- _Page excerpt_:
- - - - - - -

Can't say I'm quite yet ready for a jazz funeral parade, but I'll get there.  Steve Gilliard's white hot brilliant life and mind were too much of a gift shared by thousands not to be celebrated before too long.  I'm not there yet.  I've cried a bit.  My stomach is a mess and I feel as if I've lost a dear friend.  Tonight I ache.
Steve and I never met in person.  We only spoke several times on the phone and slung snide, knowing emails back and forth.  No one could call "Bullshit!" like Steve. . . which, no doubt, is why he hated the Yankees.  We had the same Mets memories, reaching back just as far.  Only later did that make sense to me:  we were born the same year.
Among the many stories Steve wrote about so compellingly and originally, Steve wrote a lot about Katrina and the moral obscenity of the abandonment of New Orleans.  As you have a look at the jazz funeral in the above video, remember the people in New Orleans and keep fighting for them, as Steve would have done.
Finally, some of you remember me writing about my just released ex-con friend struggling to make it in Houston.  I wrote about him here and here.   He's in a tight spot right now, though he's landed a good paying job.  Here's what he wrote to me today: 
The Co-Worker who I ride to work with is expecting his girlfriend to deliver his child anytime in the next week according to the doctor. So when this occurs he will take leave. I am uncertain where this is going to leave me as for as getting to work and back. Trying to establish a "Plan B" but things seem uncertain at this point. This is going to get complicated I can see.

- - - - - - -

- _Recorded data_:
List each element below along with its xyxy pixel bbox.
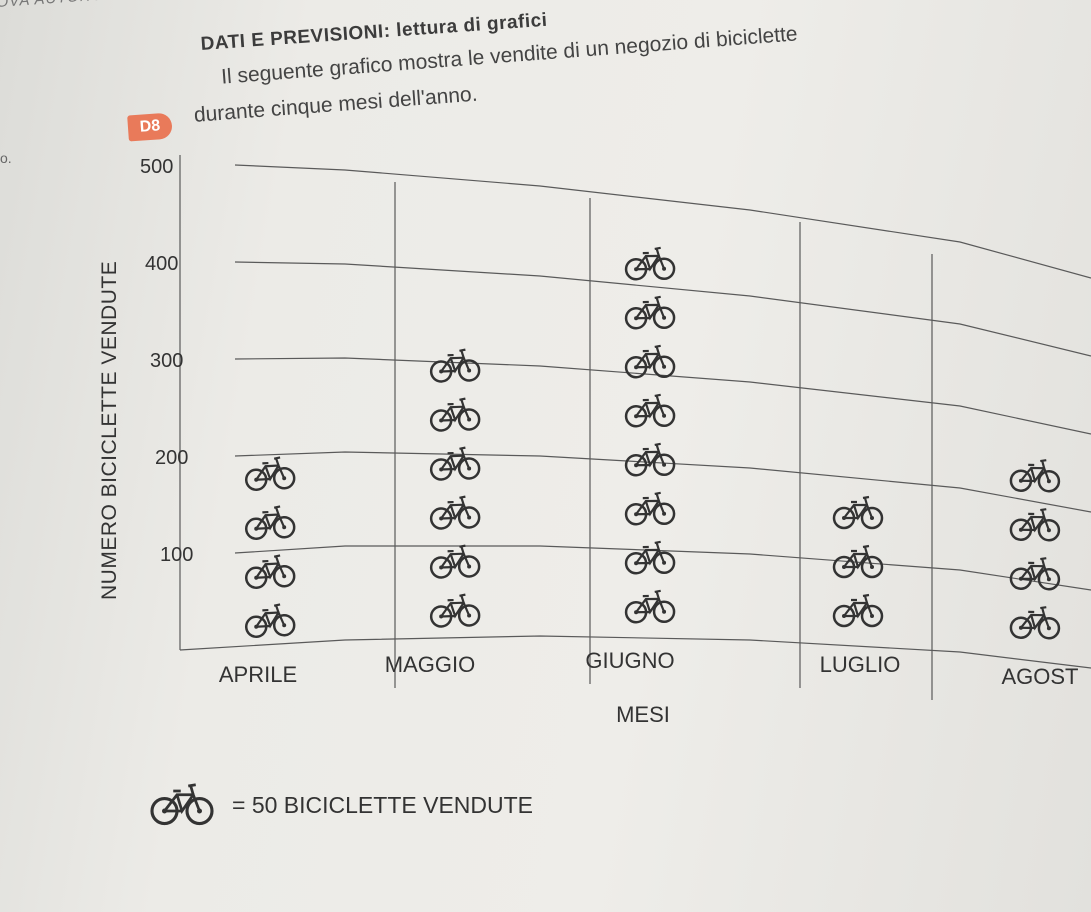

- - - - - - -

- _Problem to work on_: Continue the blog post mourning Steve Gilliard, starting after the last sentence shown. The listing was drawn from a separate source and is unrelated to the post.

- _Written reply_:
He still has a transportation problem, and needs any ideas or solutions anyone can offer.  Last time I wrote about him, some people suggested I ask for money for him.  That felt a little presumptuous, which is why I hadn't done it, but since some people asked, I'd say that small donations are welcome, and I can make sure he gets them.  I won't use the FDL gateway, but if you email me at pachacutec AT firedoglake DOT com, I'll work it out with you or get you directly in contact with Dan himself. 

He talked about his immediate financial need in his email, saying: 

I would even be willing to pay this money back in a few months and if you could keep track of who donated what, you could distribute the money back to them. It's would sort of be like Julie's idea of in a way.

I just don't want to lose this job because it pays well and is what it is going to take to get me where I need to be in a short time.

If I am being too much of a bother, don't be afraid to tell so. Just say "Fuck Off" and there won't be no hard feelings. I know you don't owe me anything and all you have done has been based on your own compassion and generosity.

So there you have it. 

To put this in context, and relate it to why I use this forum to bring all this up, let's recall that we've made of our country a large prison factory (links here in the first paragraph), and it's disenfranchising large swaths of people who have a very hard time getting a leg back up on life in the community. 

No one talks much about prison reform, sentencing reform, reform of drug laws and felony reenfranchisement, but these are all important progressive issues that affect the most vulnerable among us.  None of us are as prosperous and secure as we should be when we pursue destructive policies like these, and our mistreatment of non-violent offenders is just the first step that brough us to Abu Ghraib and the cessation of the Right of Habeas Corpus.

So, if you feel moved to help this one person, thank you thank you thank you.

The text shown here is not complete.